*Requirements*
Every entry should be repeated exactly. Omit the pictures.
━━━ Provided information ━━━
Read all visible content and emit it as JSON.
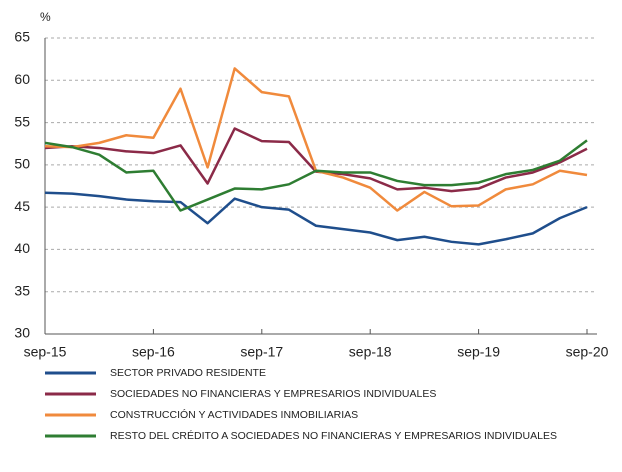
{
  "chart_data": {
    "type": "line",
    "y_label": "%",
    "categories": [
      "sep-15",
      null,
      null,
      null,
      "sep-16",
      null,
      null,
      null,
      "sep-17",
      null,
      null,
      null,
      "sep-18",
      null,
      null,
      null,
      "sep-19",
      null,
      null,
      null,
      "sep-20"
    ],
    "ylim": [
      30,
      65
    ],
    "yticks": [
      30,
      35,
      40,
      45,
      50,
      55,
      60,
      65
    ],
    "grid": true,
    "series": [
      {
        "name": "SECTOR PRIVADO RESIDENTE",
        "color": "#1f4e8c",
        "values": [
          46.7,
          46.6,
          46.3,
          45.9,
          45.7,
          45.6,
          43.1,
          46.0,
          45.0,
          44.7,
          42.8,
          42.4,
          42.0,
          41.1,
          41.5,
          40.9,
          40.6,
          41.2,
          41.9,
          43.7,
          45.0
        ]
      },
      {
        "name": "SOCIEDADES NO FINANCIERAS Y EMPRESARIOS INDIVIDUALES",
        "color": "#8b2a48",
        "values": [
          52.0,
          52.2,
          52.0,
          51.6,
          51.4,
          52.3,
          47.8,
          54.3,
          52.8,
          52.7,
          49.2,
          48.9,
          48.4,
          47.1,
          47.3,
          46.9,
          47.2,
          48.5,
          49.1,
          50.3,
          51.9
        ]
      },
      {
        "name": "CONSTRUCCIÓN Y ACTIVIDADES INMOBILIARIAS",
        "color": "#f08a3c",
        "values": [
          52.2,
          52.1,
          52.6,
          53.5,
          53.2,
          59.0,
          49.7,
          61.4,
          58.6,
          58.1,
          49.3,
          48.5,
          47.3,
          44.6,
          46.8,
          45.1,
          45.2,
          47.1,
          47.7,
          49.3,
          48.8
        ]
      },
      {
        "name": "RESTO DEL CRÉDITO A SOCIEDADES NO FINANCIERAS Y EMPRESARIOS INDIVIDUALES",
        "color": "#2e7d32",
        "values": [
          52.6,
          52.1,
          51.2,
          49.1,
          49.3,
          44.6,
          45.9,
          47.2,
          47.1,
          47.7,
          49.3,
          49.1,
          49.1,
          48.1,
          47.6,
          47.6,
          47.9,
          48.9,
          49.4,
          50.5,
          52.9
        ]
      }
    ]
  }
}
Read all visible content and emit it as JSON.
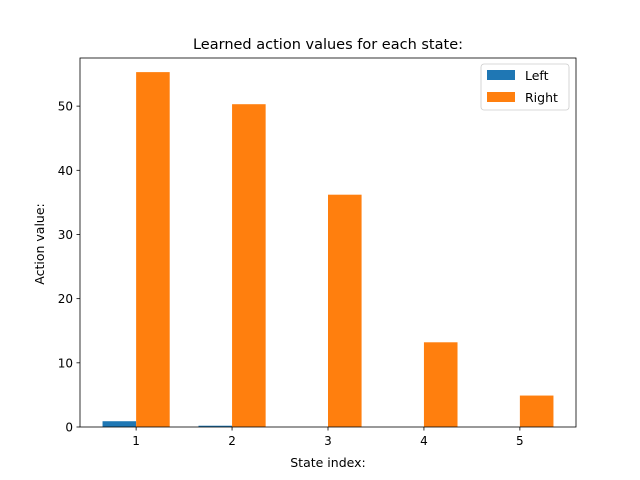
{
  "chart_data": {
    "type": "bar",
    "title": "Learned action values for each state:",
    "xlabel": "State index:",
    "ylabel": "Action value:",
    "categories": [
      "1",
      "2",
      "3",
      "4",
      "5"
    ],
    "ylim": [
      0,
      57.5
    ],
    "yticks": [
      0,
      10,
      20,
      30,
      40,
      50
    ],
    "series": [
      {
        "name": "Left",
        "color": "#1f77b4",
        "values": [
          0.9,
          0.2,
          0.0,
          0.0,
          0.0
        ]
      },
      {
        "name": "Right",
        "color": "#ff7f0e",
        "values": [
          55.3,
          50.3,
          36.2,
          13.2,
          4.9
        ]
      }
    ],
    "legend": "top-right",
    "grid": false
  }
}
━━━
*Task answer*
Read all visible content and emit it as JSON.
{
  "chart_data": {
    "type": "line",
    "y_label": "%",
    "categories": [
      "sep-15",
      null,
      null,
      null,
      "sep-16",
      null,
      null,
      null,
      "sep-17",
      null,
      null,
      null,
      "sep-18",
      null,
      null,
      null,
      "sep-19",
      null,
      null,
      null,
      "sep-20"
    ],
    "ylim": [
      30,
      65
    ],
    "yticks": [
      30,
      35,
      40,
      45,
      50,
      55,
      60,
      65
    ],
    "grid": true,
    "series": [
      {
        "name": "SECTOR PRIVADO RESIDENTE",
        "color": "#1f4e8c",
        "values": [
          46.7,
          46.6,
          46.3,
          45.9,
          45.7,
          45.6,
          43.1,
          46.0,
          45.0,
          44.7,
          42.8,
          42.4,
          42.0,
          41.1,
          41.5,
          40.9,
          40.6,
          41.2,
          41.9,
          43.7,
          45.0
        ]
      },
      {
        "name": "SOCIEDADES NO FINANCIERAS Y EMPRESARIOS INDIVIDUALES",
        "color": "#8b2a48",
        "values": [
          52.0,
          52.2,
          52.0,
          51.6,
          51.4,
          52.3,
          47.8,
          54.3,
          52.8,
          52.7,
          49.2,
          48.9,
          48.4,
          47.1,
          47.3,
          46.9,
          47.2,
          48.5,
          49.1,
          50.3,
          51.9
        ]
      },
      {
        "name": "CONSTRUCCIÓN Y ACTIVIDADES INMOBILIARIAS",
        "color": "#f08a3c",
        "values": [
          52.2,
          52.1,
          52.6,
          53.5,
          53.2,
          59.0,
          49.7,
          61.4,
          58.6,
          58.1,
          49.3,
          48.5,
          47.3,
          44.6,
          46.8,
          45.1,
          45.2,
          47.1,
          47.7,
          49.3,
          48.8
        ]
      },
      {
        "name": "RESTO DEL CRÉDITO A SOCIEDADES NO FINANCIERAS Y EMPRESARIOS INDIVIDUALES",
        "color": "#2e7d32",
        "values": [
          52.6,
          52.1,
          51.2,
          49.1,
          49.3,
          44.6,
          45.9,
          47.2,
          47.1,
          47.7,
          49.3,
          49.1,
          49.1,
          48.1,
          47.6,
          47.6,
          47.9,
          48.9,
          49.4,
          50.5,
          52.9
        ]
      }
    ]
  }
}
Read all visible content and emit it as JSON.
{
  "chart_data": {
    "type": "bar",
    "title": "Learned action values for each state:",
    "xlabel": "State index:",
    "ylabel": "Action value:",
    "categories": [
      "1",
      "2",
      "3",
      "4",
      "5"
    ],
    "ylim": [
      0,
      57.5
    ],
    "yticks": [
      0,
      10,
      20,
      30,
      40,
      50
    ],
    "series": [
      {
        "name": "Left",
        "color": "#1f77b4",
        "values": [
          0.9,
          0.2,
          0.0,
          0.0,
          0.0
        ]
      },
      {
        "name": "Right",
        "color": "#ff7f0e",
        "values": [
          55.3,
          50.3,
          36.2,
          13.2,
          4.9
        ]
      }
    ],
    "legend": "top-right",
    "grid": false
  }
}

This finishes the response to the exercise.